— START Extracted data —
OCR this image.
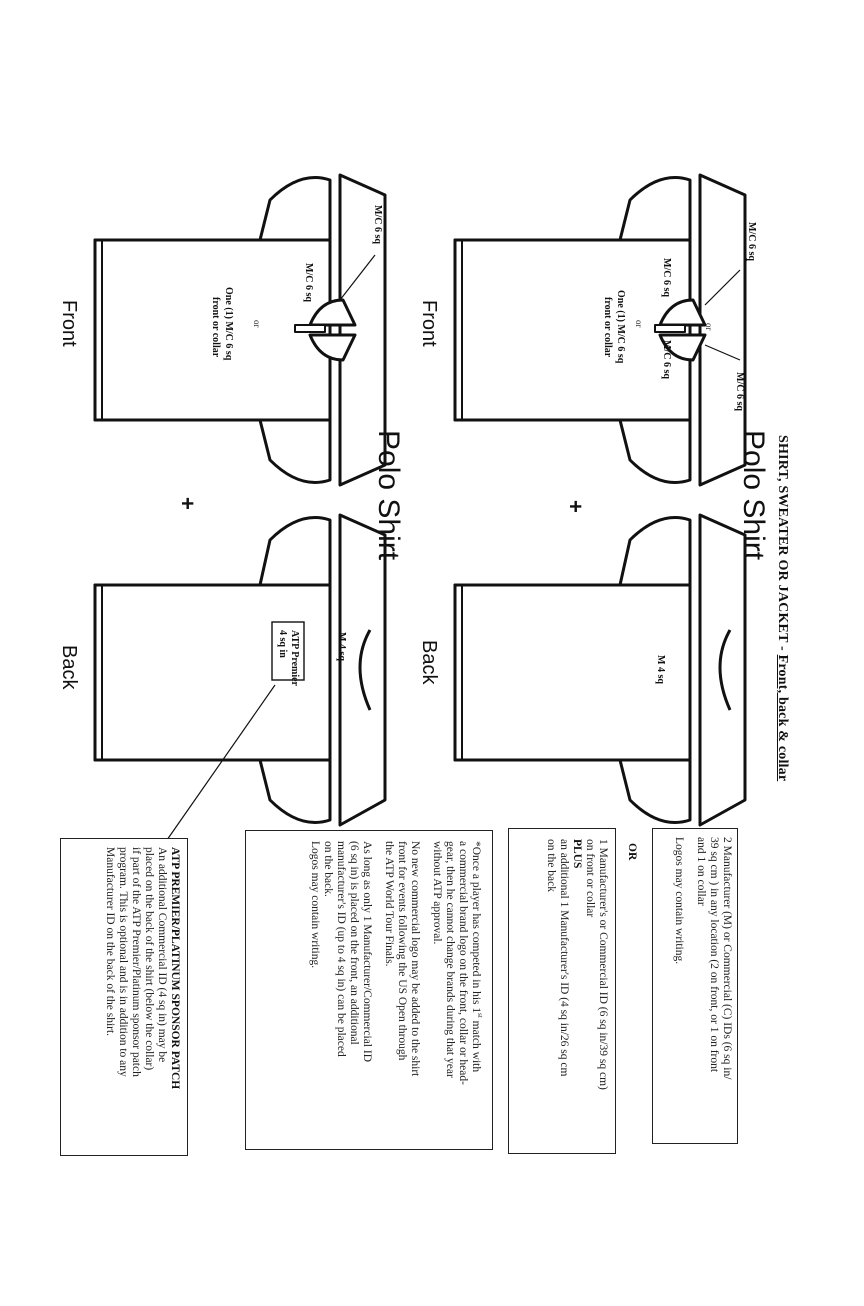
SHIRT, SWEATER OR JACKET - Front, back & collar
Polo Shirt
Front
Back
+
M/C 6 sq
M/C 6 sq
M/C 6 sq
M/C 6 sq
or
or
One (1) M/C 6 sq
front or collar
M 4 sq
Polo Shirt
Front
Back
+
M/C 6 sq
M/C 6 sq
or
One (1) M/C 6 sq
front or collar
M 4 sq
ATP Premier
4 sq in

2 Manufacturer (M) or Commercial (C) IDs (6 sq in/
39 sq cm ) in any location (2 on front, or 1 on front
and 1 on collar

Logos may contain writing.

OR

1 Manufacturer's or Commercial ID (6 sq in/39 sq cm)
on front or collar
PLUS
an additional 1 Manufacturer's ID (4 sq in/26 sq cm
on the back

*Once a player has competed in his 1st match with
a commercial brand logo on the front, collar or head-
gear, then he cannot change brands during that year
without ATP approval.

No new commercial logo may be added to the shirt
front for events following the US Open through
the ATP World Tour Finals.

As long as only 1 Manufacturer/Commercial ID
(6 sq in) is placed on the front, an additional
manufacturer's ID (up to 4 sq in) can be placed
on the back.
Logos may contain writing.

ATP PREMIER/PLATINUM SPONSOR PATCH
An additional Commercial ID (4 sq in) may be
placed on the back of the shirt (below the collar)
if part of the ATP Premier/Platinum sponsor patch
program. This is optional and is in addition to any
Manufacturer ID on the back of the shirt.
— END Extracted data —
Task statement: Copy out every line that includes the word "additional".

Output below:
an additional 1 Manufacturer's ID (4 sq in/26 sq cm
(6 sq in) is placed on the front, an additional
An additional Commercial ID (4 sq in) may be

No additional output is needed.